__What needs to be done__
Search the data below for the string "xlabel". Extract every line that contains it.
[Begin]
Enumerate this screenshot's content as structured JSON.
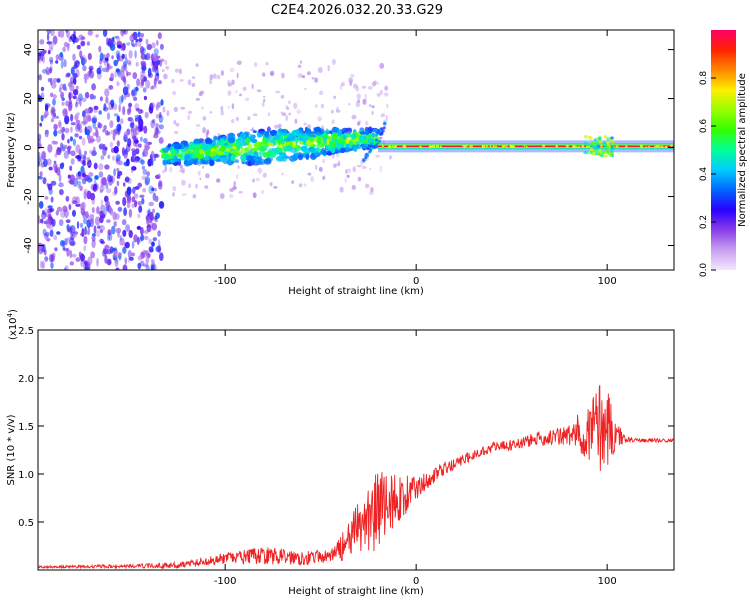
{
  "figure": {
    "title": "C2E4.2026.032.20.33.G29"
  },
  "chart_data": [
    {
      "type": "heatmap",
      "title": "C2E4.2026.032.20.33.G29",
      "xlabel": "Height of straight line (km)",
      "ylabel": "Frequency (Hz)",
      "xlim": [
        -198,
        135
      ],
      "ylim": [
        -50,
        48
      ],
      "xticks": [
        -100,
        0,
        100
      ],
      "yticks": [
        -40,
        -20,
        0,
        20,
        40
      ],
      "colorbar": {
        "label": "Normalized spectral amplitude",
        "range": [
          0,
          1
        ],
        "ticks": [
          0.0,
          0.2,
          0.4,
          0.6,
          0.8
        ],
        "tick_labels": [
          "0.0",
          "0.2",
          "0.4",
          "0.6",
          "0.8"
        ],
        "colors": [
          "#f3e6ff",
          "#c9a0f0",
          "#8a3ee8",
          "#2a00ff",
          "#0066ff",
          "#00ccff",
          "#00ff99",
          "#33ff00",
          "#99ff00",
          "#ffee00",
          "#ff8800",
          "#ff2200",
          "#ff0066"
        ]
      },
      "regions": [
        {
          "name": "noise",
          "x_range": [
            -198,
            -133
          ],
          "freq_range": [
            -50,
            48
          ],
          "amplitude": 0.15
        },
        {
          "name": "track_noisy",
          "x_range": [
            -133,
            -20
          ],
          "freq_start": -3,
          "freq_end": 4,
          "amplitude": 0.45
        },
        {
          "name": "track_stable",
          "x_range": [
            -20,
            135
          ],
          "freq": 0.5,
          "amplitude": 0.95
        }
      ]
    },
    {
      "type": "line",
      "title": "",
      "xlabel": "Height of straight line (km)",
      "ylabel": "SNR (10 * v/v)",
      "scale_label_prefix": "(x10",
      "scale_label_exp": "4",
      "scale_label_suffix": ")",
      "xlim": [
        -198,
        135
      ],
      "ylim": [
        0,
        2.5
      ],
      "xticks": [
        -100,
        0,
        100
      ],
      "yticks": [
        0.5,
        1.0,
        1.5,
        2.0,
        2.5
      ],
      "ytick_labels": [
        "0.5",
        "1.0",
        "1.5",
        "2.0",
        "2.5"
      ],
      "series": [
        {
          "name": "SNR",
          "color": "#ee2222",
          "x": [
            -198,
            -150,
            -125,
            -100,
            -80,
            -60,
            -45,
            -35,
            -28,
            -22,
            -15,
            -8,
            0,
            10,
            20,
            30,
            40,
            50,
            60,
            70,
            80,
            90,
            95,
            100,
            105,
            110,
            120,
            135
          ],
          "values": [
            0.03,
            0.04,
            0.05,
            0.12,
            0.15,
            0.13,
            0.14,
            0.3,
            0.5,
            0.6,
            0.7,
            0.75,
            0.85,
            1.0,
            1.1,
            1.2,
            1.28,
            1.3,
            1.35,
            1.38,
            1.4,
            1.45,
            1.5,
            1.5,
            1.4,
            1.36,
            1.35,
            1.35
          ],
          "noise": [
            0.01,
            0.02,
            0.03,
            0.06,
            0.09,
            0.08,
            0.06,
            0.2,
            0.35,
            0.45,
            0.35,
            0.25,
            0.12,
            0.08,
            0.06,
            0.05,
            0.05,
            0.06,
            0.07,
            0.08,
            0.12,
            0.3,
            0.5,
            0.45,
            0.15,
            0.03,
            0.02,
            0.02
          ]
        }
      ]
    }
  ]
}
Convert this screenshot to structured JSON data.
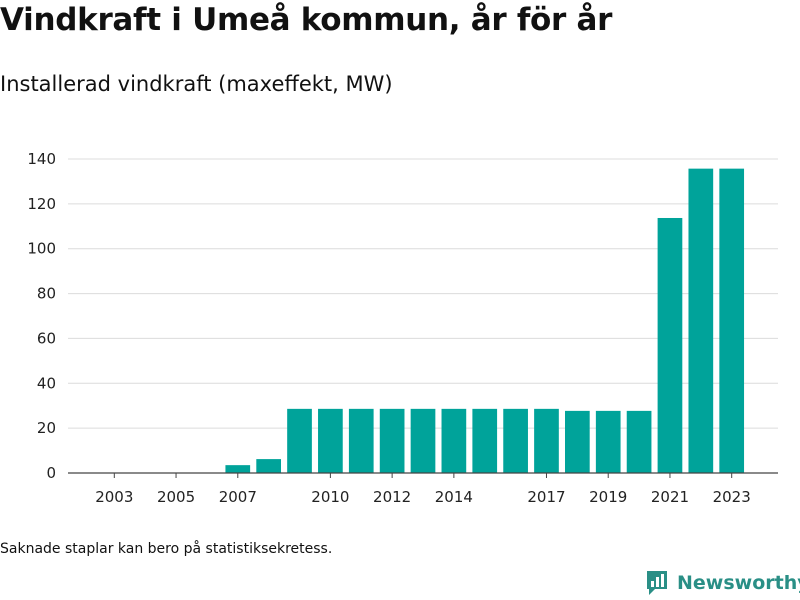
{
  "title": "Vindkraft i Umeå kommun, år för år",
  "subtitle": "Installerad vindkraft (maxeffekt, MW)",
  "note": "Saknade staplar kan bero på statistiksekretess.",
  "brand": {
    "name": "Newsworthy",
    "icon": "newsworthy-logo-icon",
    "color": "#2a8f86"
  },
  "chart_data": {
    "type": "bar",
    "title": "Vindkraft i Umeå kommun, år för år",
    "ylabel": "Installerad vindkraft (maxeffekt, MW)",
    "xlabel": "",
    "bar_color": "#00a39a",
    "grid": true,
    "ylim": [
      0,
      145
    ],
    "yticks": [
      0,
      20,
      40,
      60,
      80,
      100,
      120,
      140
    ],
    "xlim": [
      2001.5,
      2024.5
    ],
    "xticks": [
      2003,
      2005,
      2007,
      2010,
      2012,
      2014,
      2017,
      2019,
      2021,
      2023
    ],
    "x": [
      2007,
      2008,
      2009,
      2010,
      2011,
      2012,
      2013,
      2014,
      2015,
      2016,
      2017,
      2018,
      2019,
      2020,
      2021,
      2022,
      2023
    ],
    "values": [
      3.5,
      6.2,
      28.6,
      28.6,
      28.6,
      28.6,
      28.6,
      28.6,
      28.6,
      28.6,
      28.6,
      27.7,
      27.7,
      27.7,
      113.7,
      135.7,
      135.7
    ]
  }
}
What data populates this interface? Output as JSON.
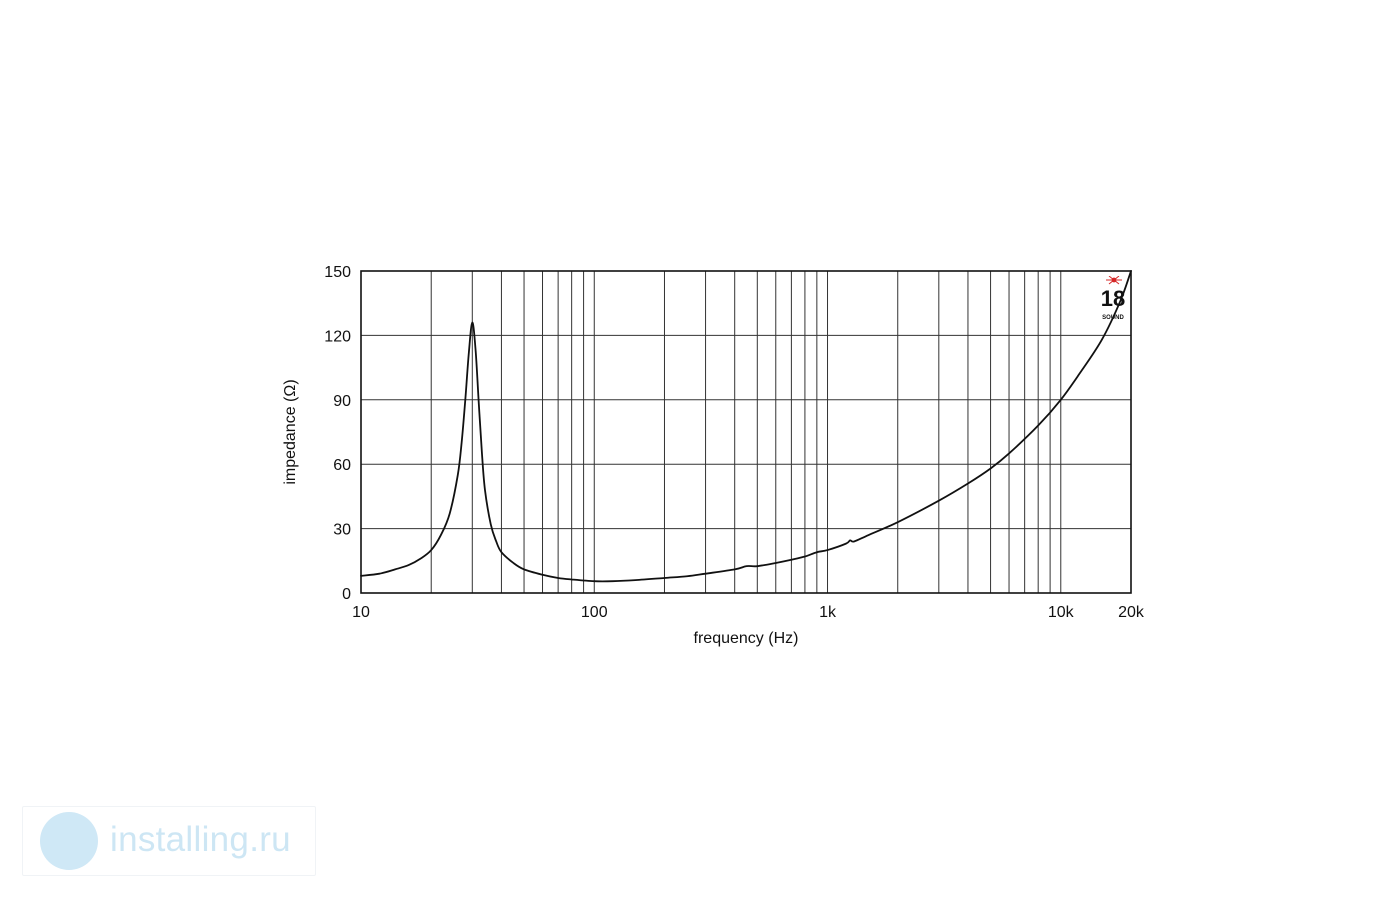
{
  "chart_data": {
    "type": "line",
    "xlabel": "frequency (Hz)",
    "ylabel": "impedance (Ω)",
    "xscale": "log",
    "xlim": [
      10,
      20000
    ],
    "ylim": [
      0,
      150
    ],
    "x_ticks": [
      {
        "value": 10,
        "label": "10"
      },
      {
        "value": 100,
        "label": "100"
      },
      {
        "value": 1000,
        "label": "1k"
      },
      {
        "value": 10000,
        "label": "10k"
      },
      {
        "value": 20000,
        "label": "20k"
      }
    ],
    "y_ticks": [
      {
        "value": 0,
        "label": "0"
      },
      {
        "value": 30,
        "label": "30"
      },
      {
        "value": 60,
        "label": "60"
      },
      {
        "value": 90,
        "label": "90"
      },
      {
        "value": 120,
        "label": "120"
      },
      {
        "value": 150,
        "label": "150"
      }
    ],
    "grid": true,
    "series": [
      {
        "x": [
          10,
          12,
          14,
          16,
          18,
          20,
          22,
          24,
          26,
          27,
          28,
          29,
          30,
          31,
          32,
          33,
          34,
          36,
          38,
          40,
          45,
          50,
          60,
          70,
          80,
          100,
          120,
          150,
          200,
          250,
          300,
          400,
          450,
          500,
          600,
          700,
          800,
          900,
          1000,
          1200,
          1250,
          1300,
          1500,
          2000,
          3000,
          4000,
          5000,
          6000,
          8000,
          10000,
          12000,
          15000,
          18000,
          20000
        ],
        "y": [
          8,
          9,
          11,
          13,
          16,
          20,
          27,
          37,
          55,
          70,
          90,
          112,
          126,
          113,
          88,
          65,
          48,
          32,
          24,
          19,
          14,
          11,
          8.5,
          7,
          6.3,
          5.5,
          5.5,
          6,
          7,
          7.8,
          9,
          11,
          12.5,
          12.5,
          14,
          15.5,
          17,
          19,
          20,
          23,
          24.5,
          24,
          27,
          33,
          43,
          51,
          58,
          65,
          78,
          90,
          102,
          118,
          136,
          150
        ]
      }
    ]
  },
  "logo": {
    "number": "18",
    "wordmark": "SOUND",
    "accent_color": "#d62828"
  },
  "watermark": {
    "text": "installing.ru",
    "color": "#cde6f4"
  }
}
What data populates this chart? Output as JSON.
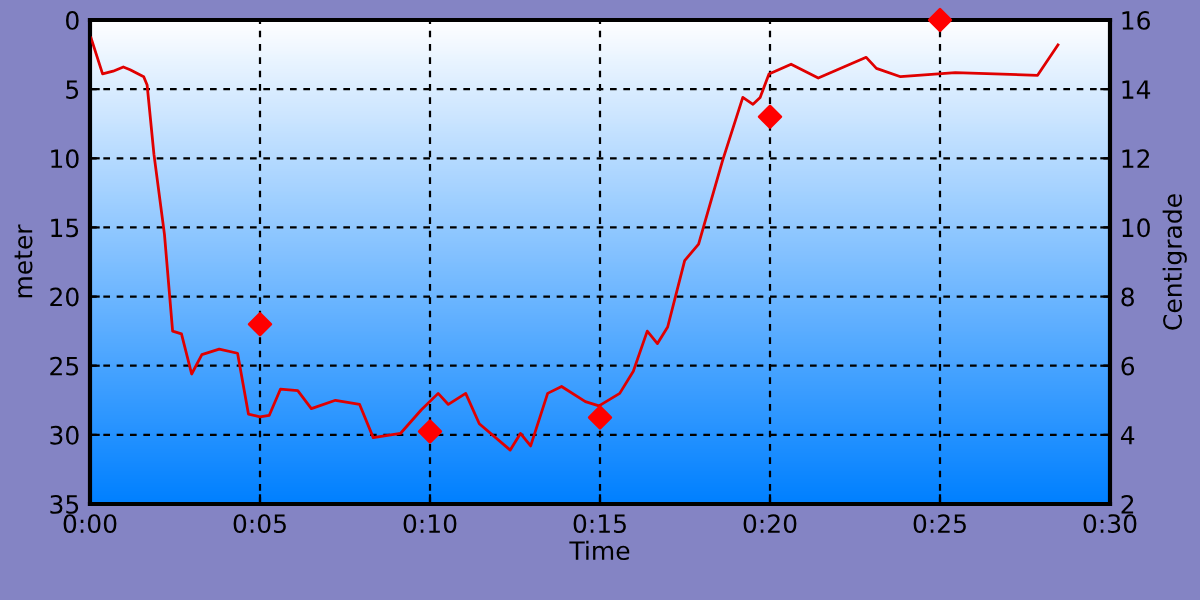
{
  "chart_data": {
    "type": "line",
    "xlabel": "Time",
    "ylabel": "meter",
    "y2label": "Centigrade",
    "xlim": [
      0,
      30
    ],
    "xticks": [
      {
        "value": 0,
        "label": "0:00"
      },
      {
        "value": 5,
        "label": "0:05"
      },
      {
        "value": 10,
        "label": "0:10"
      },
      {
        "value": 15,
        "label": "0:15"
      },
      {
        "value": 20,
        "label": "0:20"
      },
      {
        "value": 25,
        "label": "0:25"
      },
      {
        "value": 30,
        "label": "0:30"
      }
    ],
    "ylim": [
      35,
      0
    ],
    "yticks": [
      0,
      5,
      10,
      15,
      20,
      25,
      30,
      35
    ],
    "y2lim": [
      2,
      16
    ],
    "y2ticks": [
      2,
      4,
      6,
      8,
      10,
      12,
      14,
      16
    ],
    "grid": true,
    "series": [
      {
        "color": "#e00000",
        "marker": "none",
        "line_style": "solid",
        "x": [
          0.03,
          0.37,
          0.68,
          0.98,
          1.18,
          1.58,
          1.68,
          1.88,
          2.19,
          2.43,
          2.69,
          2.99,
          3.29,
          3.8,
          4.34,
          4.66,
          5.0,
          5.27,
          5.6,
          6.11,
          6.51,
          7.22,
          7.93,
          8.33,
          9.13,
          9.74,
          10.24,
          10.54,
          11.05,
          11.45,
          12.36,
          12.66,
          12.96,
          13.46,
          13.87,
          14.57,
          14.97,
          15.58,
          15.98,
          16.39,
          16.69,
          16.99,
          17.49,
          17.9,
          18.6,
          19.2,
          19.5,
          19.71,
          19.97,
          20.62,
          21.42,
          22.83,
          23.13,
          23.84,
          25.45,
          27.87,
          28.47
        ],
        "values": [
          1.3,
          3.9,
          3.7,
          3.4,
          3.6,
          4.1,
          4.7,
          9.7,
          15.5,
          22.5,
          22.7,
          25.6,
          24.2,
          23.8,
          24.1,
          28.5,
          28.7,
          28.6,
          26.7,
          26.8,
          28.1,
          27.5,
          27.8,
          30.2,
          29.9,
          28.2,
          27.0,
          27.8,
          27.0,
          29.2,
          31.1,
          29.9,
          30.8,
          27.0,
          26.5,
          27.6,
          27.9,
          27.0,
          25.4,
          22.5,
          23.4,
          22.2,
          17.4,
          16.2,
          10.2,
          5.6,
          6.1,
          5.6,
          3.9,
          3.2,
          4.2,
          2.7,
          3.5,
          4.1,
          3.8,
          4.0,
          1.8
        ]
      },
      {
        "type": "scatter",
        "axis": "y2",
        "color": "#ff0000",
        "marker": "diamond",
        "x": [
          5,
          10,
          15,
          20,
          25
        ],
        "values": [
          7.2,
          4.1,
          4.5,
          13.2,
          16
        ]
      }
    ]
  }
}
[End]
__Answer__
      "xlabel": "Height of straight line (km)",
      "xlabel": "Height of straight line (km)",
    "xlabel": "",
    "xlabel": "frequency (Hz)",
    "xlabel": "Time",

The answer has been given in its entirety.